• _Problem_:
Write out the listing in full, matching it word for word.

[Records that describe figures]
□ □ □

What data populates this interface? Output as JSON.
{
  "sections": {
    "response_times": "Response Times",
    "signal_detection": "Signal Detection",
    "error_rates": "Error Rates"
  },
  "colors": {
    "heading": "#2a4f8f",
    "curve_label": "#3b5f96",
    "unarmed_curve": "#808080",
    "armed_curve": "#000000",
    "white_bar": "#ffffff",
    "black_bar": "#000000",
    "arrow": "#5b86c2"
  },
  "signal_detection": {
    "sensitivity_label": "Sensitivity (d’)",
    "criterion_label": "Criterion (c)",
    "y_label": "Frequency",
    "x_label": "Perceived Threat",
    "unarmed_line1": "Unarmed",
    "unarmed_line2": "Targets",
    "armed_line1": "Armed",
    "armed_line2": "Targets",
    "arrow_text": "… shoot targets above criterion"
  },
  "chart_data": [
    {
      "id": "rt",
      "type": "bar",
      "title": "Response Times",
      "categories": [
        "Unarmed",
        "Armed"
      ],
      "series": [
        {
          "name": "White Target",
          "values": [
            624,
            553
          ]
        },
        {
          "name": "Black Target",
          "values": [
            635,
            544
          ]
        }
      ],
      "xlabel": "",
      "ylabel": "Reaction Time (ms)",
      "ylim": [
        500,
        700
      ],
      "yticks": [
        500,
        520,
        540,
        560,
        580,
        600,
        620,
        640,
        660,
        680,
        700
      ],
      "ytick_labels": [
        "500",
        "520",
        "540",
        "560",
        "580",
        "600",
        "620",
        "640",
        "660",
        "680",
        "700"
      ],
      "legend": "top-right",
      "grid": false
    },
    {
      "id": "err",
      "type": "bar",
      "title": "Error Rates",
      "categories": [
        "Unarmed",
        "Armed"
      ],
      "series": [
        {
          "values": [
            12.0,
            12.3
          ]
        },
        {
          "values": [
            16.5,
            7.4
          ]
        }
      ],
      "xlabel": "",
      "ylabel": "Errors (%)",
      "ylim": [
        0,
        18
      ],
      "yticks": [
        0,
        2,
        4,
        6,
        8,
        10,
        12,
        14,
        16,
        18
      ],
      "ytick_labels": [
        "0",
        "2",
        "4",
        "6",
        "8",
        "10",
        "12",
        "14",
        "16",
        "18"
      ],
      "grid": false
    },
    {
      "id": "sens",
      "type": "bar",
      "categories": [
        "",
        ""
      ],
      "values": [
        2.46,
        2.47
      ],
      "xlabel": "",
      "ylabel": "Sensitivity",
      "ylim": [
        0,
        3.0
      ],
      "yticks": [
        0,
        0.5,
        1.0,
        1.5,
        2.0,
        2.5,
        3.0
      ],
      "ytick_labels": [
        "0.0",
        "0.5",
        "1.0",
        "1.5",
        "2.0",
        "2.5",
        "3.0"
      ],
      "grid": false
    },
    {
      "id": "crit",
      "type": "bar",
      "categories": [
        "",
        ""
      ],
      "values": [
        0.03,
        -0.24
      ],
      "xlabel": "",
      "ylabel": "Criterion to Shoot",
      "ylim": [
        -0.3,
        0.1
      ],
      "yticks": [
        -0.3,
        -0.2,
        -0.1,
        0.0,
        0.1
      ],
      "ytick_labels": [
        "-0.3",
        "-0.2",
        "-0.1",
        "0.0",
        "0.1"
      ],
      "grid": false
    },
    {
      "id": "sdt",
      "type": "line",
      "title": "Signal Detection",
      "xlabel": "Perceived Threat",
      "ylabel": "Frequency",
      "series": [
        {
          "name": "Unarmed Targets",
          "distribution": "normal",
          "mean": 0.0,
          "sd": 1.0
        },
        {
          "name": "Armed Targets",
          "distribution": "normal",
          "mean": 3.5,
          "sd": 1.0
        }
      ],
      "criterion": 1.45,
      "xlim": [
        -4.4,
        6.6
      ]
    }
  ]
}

□ □ □

• _The answer_:
What data populates this interface? Output as JSON.
{
  "sections": {
    "response_times": "Response Times",
    "signal_detection": "Signal Detection",
    "error_rates": "Error Rates"
  },
  "colors": {
    "heading": "#2a4f8f",
    "curve_label": "#3b5f96",
    "unarmed_curve": "#808080",
    "armed_curve": "#000000",
    "white_bar": "#ffffff",
    "black_bar": "#000000",
    "arrow": "#5b86c2"
  },
  "signal_detection": {
    "sensitivity_label": "Sensitivity (d’)",
    "criterion_label": "Criterion (c)",
    "y_label": "Frequency",
    "x_label": "Perceived Threat",
    "unarmed_line1": "Unarmed",
    "unarmed_line2": "Targets",
    "armed_line1": "Armed",
    "armed_line2": "Targets",
    "arrow_text": "… shoot targets above criterion"
  },
  "chart_data": [
    {
      "id": "rt",
      "type": "bar",
      "title": "Response Times",
      "categories": [
        "Unarmed",
        "Armed"
      ],
      "series": [
        {
          "name": "White Target",
          "values": [
            624,
            553
          ]
        },
        {
          "name": "Black Target",
          "values": [
            635,
            544
          ]
        }
      ],
      "xlabel": "",
      "ylabel": "Reaction Time (ms)",
      "ylim": [
        500,
        700
      ],
      "yticks": [
        500,
        520,
        540,
        560,
        580,
        600,
        620,
        640,
        660,
        680,
        700
      ],
      "ytick_labels": [
        "500",
        "520",
        "540",
        "560",
        "580",
        "600",
        "620",
        "640",
        "660",
        "680",
        "700"
      ],
      "legend": "top-right",
      "grid": false
    },
    {
      "id": "err",
      "type": "bar",
      "title": "Error Rates",
      "categories": [
        "Unarmed",
        "Armed"
      ],
      "series": [
        {
          "values": [
            12.0,
            12.3
          ]
        },
        {
          "values": [
            16.5,
            7.4
          ]
        }
      ],
      "xlabel": "",
      "ylabel": "Errors (%)",
      "ylim": [
        0,
        18
      ],
      "yticks": [
        0,
        2,
        4,
        6,
        8,
        10,
        12,
        14,
        16,
        18
      ],
      "ytick_labels": [
        "0",
        "2",
        "4",
        "6",
        "8",
        "10",
        "12",
        "14",
        "16",
        "18"
      ],
      "grid": false
    },
    {
      "id": "sens",
      "type": "bar",
      "categories": [
        "",
        ""
      ],
      "values": [
        2.46,
        2.47
      ],
      "xlabel": "",
      "ylabel": "Sensitivity",
      "ylim": [
        0,
        3.0
      ],
      "yticks": [
        0,
        0.5,
        1.0,
        1.5,
        2.0,
        2.5,
        3.0
      ],
      "ytick_labels": [
        "0.0",
        "0.5",
        "1.0",
        "1.5",
        "2.0",
        "2.5",
        "3.0"
      ],
      "grid": false
    },
    {
      "id": "crit",
      "type": "bar",
      "categories": [
        "",
        ""
      ],
      "values": [
        0.03,
        -0.24
      ],
      "xlabel": "",
      "ylabel": "Criterion to Shoot",
      "ylim": [
        -0.3,
        0.1
      ],
      "yticks": [
        -0.3,
        -0.2,
        -0.1,
        0.0,
        0.1
      ],
      "ytick_labels": [
        "-0.3",
        "-0.2",
        "-0.1",
        "0.0",
        "0.1"
      ],
      "grid": false
    },
    {
      "id": "sdt",
      "type": "line",
      "title": "Signal Detection",
      "xlabel": "Perceived Threat",
      "ylabel": "Frequency",
      "series": [
        {
          "name": "Unarmed Targets",
          "distribution": "normal",
          "mean": 0.0,
          "sd": 1.0
        },
        {
          "name": "Armed Targets",
          "distribution": "normal",
          "mean": 3.5,
          "sd": 1.0
        }
      ],
      "criterion": 1.45,
      "xlim": [
        -4.4,
        6.6
      ]
    }
  ]
}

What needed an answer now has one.